→ **Challenge**:
Change every "inch" in these lines to "in" and leave all else the same. Omit the pictures from your answer.

-- begin Records provided --

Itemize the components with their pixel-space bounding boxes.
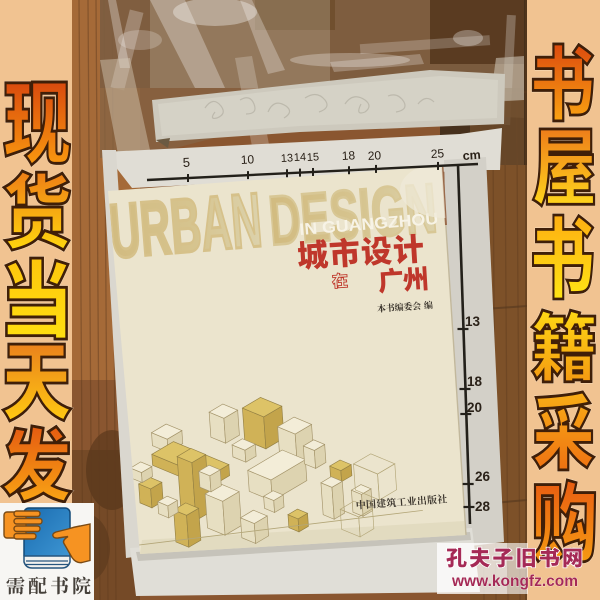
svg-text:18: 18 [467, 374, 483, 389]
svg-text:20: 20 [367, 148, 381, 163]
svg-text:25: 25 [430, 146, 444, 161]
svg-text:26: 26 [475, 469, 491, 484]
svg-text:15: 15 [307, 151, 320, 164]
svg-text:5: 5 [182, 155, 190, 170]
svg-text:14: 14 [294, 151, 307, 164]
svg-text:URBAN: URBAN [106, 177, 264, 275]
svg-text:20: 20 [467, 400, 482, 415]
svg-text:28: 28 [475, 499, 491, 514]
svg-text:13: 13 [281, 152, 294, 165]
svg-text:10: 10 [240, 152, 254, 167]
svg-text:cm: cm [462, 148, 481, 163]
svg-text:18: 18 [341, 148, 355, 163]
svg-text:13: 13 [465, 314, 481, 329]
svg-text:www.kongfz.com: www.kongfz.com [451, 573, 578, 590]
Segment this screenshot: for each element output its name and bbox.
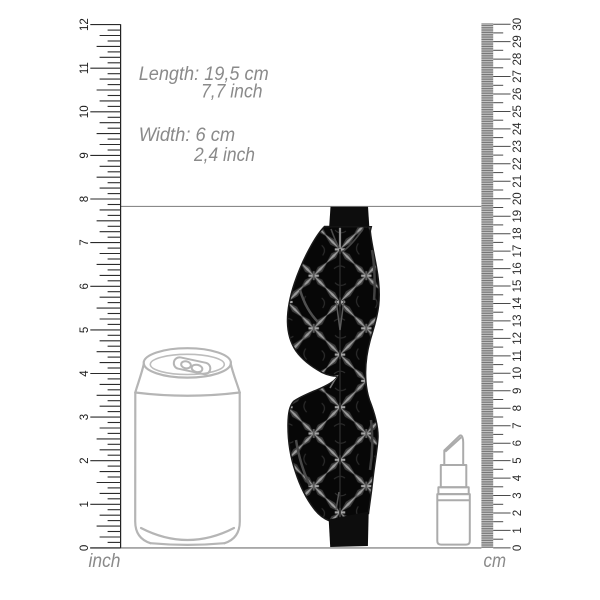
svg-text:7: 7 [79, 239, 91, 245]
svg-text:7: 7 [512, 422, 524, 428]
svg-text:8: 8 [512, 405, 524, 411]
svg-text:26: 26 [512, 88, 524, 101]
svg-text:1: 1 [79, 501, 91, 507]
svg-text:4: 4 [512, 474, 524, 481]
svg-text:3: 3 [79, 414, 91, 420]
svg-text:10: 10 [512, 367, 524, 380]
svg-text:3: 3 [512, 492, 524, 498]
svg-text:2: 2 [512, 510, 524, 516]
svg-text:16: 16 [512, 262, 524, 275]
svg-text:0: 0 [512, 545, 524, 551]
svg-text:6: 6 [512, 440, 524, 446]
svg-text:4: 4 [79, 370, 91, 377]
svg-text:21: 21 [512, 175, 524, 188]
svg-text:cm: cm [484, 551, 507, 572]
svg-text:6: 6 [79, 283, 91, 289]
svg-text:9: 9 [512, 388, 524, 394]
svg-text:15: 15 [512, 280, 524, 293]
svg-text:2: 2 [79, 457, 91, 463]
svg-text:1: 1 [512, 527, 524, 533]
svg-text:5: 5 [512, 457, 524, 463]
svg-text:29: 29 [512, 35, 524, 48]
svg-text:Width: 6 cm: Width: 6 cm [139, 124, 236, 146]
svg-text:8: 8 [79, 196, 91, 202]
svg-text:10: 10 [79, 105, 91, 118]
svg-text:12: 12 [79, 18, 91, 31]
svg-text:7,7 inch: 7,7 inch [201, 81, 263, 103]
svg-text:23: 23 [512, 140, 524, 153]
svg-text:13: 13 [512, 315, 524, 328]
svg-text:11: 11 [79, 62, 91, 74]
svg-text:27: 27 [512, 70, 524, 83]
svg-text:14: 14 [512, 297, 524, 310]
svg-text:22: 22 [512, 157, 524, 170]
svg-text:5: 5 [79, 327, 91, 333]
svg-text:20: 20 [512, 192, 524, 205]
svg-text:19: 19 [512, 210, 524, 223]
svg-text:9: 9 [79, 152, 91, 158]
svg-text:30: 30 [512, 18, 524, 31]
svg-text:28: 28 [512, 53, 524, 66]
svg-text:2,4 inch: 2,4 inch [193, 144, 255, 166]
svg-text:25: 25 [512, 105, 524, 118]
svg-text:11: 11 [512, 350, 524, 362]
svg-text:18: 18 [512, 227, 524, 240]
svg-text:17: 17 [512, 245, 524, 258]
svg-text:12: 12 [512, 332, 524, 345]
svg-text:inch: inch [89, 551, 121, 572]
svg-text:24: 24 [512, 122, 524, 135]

-- end Records provided --

→ **Written solution**:
Itemize the components with their pixel-space bounding boxes.
svg-text:18: 18 [467, 374, 483, 389]
svg-text:20: 20 [367, 148, 381, 163]
svg-text:25: 25 [430, 146, 444, 161]
svg-text:26: 26 [475, 469, 491, 484]
svg-text:15: 15 [307, 151, 320, 164]
svg-text:5: 5 [182, 155, 190, 170]
svg-text:14: 14 [294, 151, 307, 164]
svg-text:URBAN: URBAN [106, 177, 264, 275]
svg-text:20: 20 [467, 400, 482, 415]
svg-text:28: 28 [475, 499, 491, 514]
svg-text:13: 13 [281, 152, 294, 165]
svg-text:10: 10 [240, 152, 254, 167]
svg-text:cm: cm [462, 148, 481, 163]
svg-text:18: 18 [341, 148, 355, 163]
svg-text:13: 13 [465, 314, 481, 329]
svg-text:www.kongfz.com: www.kongfz.com [451, 573, 578, 590]
Segment this screenshot: for each element output its name and bbox.
svg-text:7: 7 [79, 239, 91, 245]
svg-text:7: 7 [512, 422, 524, 428]
svg-text:8: 8 [512, 405, 524, 411]
svg-text:26: 26 [512, 88, 524, 101]
svg-text:1: 1 [79, 501, 91, 507]
svg-text:4: 4 [512, 474, 524, 481]
svg-text:3: 3 [79, 414, 91, 420]
svg-text:10: 10 [512, 367, 524, 380]
svg-text:3: 3 [512, 492, 524, 498]
svg-text:2: 2 [512, 510, 524, 516]
svg-text:16: 16 [512, 262, 524, 275]
svg-text:0: 0 [512, 545, 524, 551]
svg-text:6: 6 [512, 440, 524, 446]
svg-text:4: 4 [79, 370, 91, 377]
svg-text:21: 21 [512, 175, 524, 188]
svg-text:cm: cm [484, 551, 507, 572]
svg-text:6: 6 [79, 283, 91, 289]
svg-text:9: 9 [512, 388, 524, 394]
svg-text:15: 15 [512, 280, 524, 293]
svg-text:2: 2 [79, 457, 91, 463]
svg-text:1: 1 [512, 527, 524, 533]
svg-text:5: 5 [512, 457, 524, 463]
svg-text:29: 29 [512, 35, 524, 48]
svg-text:Width: 6 cm: Width: 6 cm [139, 124, 236, 146]
svg-text:8: 8 [79, 196, 91, 202]
svg-text:10: 10 [79, 105, 91, 118]
svg-text:12: 12 [79, 18, 91, 31]
svg-text:7,7 in: 7,7 in [201, 81, 263, 103]
svg-text:23: 23 [512, 140, 524, 153]
svg-text:13: 13 [512, 315, 524, 328]
svg-text:11: 11 [79, 62, 91, 74]
svg-text:27: 27 [512, 70, 524, 83]
svg-text:14: 14 [512, 297, 524, 310]
svg-text:22: 22 [512, 157, 524, 170]
svg-text:5: 5 [79, 327, 91, 333]
svg-text:20: 20 [512, 192, 524, 205]
svg-text:19: 19 [512, 210, 524, 223]
svg-text:9: 9 [79, 152, 91, 158]
svg-text:30: 30 [512, 18, 524, 31]
svg-text:28: 28 [512, 53, 524, 66]
svg-text:2,4 in: 2,4 in [193, 144, 255, 166]
svg-text:25: 25 [512, 105, 524, 118]
svg-text:11: 11 [512, 350, 524, 362]
svg-text:18: 18 [512, 227, 524, 240]
svg-text:17: 17 [512, 245, 524, 258]
svg-text:12: 12 [512, 332, 524, 345]
svg-text:in: in [89, 551, 121, 572]
svg-text:24: 24 [512, 122, 524, 135]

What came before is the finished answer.